YOUR GOAL → From the records below, pull each line that has "JSON".

Dataset items
----

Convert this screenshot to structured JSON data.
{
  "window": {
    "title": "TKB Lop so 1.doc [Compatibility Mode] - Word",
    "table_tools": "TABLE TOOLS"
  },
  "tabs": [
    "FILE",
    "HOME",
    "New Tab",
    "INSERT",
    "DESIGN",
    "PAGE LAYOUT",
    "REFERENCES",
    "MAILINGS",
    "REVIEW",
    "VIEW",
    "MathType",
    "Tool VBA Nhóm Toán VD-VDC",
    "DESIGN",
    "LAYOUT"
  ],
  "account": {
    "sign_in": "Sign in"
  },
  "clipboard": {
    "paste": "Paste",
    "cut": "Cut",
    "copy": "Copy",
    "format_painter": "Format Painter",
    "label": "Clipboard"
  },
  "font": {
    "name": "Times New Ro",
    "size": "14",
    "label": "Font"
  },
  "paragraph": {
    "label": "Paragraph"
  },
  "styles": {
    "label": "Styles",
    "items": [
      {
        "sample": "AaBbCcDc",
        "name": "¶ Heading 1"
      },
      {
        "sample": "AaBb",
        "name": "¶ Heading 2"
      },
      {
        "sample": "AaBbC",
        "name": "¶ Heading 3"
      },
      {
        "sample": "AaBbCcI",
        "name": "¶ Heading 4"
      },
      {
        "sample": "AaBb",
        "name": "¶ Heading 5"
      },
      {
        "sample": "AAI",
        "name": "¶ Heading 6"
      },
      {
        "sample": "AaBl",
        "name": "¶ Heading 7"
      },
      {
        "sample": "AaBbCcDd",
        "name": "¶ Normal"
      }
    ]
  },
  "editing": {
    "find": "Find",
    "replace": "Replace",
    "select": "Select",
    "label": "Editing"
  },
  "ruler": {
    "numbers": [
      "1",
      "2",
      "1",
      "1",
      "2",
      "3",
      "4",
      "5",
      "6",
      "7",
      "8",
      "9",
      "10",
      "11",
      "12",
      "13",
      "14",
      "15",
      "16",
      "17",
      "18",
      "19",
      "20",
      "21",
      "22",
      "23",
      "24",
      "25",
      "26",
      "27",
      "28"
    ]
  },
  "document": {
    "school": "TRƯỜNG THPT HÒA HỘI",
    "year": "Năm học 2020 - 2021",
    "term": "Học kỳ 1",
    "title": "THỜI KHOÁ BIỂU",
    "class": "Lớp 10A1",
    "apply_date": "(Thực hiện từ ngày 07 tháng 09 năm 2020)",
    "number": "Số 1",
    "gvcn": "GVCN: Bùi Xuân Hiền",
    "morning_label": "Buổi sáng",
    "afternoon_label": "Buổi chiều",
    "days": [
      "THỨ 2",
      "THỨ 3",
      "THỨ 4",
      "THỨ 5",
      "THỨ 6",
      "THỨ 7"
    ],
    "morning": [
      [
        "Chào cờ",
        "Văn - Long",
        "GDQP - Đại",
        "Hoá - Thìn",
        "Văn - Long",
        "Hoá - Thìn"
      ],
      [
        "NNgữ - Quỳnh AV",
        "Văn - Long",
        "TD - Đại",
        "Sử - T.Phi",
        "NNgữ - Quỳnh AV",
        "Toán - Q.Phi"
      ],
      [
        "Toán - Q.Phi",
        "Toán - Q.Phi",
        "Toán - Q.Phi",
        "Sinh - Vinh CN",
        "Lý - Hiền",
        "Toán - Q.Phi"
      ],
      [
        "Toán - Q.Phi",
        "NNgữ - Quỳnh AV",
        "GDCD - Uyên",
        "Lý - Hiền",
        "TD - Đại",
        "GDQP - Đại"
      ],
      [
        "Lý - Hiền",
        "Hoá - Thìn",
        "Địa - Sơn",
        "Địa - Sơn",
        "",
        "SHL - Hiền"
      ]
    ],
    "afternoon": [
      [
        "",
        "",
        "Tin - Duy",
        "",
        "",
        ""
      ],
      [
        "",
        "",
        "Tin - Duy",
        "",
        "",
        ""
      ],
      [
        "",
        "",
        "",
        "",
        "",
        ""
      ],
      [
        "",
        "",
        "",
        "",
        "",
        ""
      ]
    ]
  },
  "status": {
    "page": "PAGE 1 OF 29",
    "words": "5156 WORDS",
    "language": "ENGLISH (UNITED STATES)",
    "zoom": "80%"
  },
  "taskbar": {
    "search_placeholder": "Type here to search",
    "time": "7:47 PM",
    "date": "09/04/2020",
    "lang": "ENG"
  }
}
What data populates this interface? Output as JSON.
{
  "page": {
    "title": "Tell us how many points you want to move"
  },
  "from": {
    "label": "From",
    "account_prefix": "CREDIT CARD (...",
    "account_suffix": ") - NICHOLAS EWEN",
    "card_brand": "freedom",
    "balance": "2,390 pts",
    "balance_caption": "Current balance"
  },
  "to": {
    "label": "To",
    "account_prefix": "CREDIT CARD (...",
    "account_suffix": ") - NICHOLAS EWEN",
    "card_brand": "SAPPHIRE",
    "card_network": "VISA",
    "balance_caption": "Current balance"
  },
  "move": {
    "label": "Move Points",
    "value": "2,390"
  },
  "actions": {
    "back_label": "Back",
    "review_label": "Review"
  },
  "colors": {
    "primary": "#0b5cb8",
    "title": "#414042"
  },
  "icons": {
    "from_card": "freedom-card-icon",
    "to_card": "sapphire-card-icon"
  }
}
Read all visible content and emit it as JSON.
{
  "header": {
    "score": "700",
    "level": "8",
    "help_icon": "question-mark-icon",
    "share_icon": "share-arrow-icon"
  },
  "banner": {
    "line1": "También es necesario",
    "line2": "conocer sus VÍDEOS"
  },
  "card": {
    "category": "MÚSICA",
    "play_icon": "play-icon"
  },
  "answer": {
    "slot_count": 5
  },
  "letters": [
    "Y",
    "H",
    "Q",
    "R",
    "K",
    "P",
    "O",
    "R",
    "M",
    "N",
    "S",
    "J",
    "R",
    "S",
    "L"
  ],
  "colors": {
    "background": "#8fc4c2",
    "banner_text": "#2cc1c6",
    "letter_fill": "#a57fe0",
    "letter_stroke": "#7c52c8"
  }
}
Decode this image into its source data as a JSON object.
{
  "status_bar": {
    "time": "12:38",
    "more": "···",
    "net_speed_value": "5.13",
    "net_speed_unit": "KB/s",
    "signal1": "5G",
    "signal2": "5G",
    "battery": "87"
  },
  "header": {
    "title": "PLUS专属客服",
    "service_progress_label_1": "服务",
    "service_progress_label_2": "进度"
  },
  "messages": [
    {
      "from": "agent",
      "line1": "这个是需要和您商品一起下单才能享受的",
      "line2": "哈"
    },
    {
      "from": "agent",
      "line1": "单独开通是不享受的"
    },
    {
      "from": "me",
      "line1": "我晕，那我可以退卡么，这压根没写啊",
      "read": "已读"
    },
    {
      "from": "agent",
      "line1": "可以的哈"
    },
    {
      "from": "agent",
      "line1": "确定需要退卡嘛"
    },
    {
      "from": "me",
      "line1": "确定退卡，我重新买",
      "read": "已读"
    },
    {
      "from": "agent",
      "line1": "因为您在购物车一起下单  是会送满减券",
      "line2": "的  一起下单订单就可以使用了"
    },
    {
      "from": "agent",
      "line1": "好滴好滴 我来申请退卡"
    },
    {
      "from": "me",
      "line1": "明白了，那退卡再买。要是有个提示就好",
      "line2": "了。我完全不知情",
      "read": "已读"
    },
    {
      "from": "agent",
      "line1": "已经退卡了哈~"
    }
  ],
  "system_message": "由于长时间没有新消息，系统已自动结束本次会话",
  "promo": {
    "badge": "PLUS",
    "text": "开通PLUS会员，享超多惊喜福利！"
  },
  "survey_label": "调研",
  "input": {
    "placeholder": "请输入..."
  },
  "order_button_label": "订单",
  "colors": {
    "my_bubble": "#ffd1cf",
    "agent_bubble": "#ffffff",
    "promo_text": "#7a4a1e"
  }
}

----

EXERCISE ANSWER →
Convert this screenshot to structured JSON data.
What data populates this interface? Output as JSON.
Read all visible content and emit it as JSON.
Decode this image into its source data as a JSON object.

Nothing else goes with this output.